(Dataset listings of figures)
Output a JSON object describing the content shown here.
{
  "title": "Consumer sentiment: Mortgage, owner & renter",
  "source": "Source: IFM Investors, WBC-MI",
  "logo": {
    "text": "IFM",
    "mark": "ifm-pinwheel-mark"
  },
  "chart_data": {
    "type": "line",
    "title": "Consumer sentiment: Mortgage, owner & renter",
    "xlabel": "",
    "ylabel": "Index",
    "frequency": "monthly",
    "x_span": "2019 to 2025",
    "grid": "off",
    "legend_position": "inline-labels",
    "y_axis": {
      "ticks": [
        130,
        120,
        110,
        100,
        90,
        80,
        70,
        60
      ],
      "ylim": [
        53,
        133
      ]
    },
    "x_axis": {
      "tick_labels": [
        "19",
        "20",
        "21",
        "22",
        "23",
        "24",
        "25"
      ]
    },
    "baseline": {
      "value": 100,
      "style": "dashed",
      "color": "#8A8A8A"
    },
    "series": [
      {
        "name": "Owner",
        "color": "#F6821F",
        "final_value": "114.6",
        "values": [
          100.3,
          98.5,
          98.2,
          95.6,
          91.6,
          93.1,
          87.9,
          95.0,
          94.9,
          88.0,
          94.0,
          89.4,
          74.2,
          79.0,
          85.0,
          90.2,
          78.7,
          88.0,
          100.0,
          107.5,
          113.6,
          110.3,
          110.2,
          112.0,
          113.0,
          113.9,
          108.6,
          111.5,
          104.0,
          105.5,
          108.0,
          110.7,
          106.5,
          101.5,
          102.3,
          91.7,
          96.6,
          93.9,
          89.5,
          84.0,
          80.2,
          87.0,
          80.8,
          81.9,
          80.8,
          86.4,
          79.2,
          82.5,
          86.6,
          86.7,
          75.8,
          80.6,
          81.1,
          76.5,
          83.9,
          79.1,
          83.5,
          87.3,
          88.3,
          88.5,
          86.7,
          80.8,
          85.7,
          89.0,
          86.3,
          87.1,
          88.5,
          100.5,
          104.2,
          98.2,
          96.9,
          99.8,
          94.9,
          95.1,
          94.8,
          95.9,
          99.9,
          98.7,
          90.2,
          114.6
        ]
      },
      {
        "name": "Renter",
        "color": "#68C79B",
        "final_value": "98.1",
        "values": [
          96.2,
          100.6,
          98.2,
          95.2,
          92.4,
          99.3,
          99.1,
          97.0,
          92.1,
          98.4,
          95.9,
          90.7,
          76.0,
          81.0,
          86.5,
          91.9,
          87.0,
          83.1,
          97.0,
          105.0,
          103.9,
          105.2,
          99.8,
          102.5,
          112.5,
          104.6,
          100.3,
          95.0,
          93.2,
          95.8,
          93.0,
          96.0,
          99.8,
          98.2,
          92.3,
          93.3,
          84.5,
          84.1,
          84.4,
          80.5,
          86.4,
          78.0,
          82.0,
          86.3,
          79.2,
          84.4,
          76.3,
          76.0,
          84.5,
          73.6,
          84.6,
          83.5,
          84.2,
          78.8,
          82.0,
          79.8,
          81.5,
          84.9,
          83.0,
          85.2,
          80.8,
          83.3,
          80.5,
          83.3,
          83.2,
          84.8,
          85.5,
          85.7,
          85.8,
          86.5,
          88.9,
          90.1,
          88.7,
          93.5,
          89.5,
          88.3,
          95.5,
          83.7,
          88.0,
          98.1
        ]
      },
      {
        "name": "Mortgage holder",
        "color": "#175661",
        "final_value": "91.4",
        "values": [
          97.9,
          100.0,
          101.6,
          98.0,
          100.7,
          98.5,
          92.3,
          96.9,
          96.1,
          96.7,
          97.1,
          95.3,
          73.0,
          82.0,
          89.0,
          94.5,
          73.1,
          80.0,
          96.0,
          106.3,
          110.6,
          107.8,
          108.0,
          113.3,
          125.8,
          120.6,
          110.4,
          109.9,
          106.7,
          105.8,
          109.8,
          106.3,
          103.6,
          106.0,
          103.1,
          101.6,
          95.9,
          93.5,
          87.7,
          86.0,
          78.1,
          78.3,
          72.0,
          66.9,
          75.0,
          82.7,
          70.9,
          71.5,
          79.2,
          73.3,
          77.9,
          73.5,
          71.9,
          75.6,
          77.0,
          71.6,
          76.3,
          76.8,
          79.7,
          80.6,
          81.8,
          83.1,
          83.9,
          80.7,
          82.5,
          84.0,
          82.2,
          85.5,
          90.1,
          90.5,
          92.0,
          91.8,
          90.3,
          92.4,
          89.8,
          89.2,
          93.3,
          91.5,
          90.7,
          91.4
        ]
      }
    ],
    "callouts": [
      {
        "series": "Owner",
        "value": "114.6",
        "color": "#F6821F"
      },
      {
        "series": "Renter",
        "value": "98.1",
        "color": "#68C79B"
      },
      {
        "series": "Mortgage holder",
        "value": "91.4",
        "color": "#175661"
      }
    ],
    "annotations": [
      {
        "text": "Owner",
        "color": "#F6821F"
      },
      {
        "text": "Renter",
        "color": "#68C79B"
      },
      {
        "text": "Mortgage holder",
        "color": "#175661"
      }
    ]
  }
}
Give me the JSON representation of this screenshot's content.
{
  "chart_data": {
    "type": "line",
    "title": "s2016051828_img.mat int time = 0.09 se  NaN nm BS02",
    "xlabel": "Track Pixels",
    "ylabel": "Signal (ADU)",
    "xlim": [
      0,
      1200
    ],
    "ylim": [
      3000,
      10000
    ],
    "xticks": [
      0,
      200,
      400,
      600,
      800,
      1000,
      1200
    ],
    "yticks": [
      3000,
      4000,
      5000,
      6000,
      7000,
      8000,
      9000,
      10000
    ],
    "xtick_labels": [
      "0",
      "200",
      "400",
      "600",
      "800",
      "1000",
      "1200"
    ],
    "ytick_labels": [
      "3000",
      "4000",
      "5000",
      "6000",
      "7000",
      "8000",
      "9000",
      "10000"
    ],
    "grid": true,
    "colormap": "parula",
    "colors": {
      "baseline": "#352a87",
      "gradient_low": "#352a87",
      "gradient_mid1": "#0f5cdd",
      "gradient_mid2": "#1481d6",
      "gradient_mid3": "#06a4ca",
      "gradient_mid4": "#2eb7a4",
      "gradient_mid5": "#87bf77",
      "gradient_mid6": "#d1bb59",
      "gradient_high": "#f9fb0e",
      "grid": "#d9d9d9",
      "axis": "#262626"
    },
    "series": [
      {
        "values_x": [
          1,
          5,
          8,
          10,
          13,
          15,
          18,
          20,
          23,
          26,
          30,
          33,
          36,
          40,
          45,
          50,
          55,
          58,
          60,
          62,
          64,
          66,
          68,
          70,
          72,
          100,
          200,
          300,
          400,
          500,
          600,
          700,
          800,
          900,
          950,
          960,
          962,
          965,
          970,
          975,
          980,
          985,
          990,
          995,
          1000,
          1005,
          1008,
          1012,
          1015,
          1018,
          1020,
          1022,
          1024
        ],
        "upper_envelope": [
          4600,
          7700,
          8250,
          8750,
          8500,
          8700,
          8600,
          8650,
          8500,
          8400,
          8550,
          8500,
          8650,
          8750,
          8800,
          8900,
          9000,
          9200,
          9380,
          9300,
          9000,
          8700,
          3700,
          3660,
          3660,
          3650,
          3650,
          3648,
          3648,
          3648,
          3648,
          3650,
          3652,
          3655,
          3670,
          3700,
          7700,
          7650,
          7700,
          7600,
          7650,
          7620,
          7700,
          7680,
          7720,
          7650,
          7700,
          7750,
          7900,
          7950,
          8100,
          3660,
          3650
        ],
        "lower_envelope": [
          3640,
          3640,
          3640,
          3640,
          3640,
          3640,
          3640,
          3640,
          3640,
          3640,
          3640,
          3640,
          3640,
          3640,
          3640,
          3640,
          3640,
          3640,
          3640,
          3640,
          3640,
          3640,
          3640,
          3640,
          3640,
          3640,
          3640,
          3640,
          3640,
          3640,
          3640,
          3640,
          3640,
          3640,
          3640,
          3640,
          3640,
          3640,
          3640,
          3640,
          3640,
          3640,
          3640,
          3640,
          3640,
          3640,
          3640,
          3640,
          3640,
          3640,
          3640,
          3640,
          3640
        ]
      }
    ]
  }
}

TASK DETAILS ::
In the records above, locate each line with the word "Mortgage". Copy all such lines.

OUTPUT ::
  "title": "Consumer sentiment: Mortgage, owner & renter",
    "title": "Consumer sentiment: Mortgage, owner & renter",
        "name": "Mortgage holder",
        "series": "Mortgage holder",
        "text": "Mortgage holder",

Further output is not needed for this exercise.